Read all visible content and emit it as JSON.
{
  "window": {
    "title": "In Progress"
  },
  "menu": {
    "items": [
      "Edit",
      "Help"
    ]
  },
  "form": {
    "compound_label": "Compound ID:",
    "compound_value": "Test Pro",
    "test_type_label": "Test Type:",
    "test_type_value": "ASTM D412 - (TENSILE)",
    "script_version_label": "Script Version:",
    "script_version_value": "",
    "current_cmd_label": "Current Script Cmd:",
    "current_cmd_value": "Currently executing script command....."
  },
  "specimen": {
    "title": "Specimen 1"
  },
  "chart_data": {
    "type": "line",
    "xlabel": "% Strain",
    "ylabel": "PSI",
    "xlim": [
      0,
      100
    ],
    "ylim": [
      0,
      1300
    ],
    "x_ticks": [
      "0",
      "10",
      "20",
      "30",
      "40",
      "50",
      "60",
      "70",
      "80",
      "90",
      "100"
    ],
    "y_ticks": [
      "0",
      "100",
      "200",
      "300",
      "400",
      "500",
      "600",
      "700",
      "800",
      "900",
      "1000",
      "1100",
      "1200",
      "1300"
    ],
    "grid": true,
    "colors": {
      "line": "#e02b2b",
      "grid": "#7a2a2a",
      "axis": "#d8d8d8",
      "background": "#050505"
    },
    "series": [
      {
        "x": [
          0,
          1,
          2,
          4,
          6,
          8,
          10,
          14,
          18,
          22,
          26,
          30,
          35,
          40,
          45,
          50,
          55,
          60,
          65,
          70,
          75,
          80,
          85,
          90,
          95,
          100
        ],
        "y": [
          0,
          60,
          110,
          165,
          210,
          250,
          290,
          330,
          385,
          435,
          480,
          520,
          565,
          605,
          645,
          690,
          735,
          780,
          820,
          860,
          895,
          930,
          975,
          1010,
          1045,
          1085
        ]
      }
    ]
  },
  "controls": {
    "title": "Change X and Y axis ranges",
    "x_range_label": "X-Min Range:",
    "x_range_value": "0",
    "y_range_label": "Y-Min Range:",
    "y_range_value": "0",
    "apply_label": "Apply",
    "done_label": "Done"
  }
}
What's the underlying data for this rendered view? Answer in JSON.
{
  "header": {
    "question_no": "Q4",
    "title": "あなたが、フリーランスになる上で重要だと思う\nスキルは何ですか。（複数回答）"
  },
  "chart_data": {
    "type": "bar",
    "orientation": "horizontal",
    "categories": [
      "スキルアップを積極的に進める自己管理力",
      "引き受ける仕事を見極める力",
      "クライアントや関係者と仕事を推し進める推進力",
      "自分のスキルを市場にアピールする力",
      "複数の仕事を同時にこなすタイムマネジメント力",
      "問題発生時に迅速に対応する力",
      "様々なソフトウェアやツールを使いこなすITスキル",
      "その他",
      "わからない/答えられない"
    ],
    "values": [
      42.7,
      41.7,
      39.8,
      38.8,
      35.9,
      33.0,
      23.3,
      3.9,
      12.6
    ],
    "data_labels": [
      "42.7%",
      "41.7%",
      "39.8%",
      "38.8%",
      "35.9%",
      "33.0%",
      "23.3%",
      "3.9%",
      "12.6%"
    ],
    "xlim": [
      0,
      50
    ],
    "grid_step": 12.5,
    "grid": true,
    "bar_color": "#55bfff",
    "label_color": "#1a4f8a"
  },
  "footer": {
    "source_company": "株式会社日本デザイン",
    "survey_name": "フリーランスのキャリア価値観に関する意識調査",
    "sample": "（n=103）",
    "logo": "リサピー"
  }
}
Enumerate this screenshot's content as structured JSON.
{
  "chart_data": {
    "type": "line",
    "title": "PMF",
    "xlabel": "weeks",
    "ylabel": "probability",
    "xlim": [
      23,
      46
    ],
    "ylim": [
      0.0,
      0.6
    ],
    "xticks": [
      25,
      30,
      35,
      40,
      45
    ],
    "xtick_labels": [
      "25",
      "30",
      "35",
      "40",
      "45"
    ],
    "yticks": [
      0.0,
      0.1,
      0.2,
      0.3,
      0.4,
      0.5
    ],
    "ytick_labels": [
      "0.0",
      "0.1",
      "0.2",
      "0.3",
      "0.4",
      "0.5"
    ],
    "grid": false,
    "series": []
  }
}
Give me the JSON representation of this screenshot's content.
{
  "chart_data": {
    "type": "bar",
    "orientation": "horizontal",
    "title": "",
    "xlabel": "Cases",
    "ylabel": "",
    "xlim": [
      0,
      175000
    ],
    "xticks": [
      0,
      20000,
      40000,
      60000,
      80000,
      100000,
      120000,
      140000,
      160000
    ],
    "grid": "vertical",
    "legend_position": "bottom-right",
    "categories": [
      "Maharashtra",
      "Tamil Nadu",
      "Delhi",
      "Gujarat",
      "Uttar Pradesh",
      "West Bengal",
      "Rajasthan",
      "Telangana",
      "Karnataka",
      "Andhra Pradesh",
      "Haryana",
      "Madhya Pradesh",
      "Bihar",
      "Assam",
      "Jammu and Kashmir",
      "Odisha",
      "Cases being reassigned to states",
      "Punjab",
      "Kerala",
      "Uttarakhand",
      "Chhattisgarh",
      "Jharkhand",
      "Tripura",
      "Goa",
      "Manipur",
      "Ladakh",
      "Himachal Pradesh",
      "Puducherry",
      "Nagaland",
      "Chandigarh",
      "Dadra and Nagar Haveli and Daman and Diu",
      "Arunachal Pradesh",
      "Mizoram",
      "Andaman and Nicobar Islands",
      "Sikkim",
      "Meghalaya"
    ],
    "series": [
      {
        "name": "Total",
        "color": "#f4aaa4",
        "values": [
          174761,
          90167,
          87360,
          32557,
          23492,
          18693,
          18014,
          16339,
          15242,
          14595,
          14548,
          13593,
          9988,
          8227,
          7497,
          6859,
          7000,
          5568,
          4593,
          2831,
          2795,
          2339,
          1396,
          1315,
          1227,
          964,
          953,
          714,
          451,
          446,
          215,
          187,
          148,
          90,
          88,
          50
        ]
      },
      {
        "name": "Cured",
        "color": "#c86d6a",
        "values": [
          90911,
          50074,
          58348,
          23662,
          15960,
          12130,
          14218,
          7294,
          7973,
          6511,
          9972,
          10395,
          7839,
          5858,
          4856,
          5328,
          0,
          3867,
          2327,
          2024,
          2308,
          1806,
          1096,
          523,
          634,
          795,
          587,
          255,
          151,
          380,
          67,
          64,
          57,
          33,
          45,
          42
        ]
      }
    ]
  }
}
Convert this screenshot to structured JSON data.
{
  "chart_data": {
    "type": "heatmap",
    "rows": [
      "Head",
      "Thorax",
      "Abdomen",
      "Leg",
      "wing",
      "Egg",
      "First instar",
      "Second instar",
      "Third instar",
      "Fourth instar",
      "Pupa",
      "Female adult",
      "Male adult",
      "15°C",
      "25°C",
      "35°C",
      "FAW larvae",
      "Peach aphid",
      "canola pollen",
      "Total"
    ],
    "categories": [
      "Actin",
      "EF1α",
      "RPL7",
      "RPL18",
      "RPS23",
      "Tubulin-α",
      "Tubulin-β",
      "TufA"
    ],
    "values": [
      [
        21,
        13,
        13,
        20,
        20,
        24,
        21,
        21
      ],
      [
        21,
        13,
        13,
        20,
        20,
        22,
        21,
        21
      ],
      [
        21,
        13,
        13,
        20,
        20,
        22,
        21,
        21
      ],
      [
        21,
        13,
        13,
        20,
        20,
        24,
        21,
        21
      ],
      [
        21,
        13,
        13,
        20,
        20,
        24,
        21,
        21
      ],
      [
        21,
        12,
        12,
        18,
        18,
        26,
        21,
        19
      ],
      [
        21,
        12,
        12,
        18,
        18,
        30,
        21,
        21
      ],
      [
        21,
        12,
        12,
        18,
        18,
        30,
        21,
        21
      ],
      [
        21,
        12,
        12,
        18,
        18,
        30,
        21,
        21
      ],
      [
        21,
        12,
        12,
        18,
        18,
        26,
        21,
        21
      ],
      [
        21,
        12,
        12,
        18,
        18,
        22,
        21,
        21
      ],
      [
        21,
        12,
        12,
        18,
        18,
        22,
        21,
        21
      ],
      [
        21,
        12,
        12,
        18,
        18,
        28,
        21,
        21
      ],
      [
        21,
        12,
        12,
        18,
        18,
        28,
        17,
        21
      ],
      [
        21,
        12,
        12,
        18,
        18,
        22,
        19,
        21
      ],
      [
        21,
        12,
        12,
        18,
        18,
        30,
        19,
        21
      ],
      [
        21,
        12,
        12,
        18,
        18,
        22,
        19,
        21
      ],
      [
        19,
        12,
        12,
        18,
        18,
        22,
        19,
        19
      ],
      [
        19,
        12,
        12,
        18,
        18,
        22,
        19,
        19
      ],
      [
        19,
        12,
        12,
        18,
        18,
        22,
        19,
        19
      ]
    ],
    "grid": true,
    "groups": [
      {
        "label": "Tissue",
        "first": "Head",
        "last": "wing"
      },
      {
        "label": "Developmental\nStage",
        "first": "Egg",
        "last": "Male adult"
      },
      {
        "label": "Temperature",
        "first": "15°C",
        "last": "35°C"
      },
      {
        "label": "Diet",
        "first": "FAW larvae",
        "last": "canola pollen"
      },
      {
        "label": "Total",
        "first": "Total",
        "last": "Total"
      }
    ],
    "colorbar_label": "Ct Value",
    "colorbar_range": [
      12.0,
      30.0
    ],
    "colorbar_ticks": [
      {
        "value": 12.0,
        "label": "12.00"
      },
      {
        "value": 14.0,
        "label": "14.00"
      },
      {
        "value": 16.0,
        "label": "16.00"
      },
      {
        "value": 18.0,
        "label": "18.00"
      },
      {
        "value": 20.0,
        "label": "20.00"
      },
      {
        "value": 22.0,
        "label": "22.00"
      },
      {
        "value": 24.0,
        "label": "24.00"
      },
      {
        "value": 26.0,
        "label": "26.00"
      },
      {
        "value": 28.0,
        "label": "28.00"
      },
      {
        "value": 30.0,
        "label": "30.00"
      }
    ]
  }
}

______________________________

# [Aim of the exercise]
Copy out each line of the records that holds the string "xlabel".

# [Solution for this exercise]
    "xlabel": "% Strain",
    "xlabel": "weeks",
    "xlabel": "Cases",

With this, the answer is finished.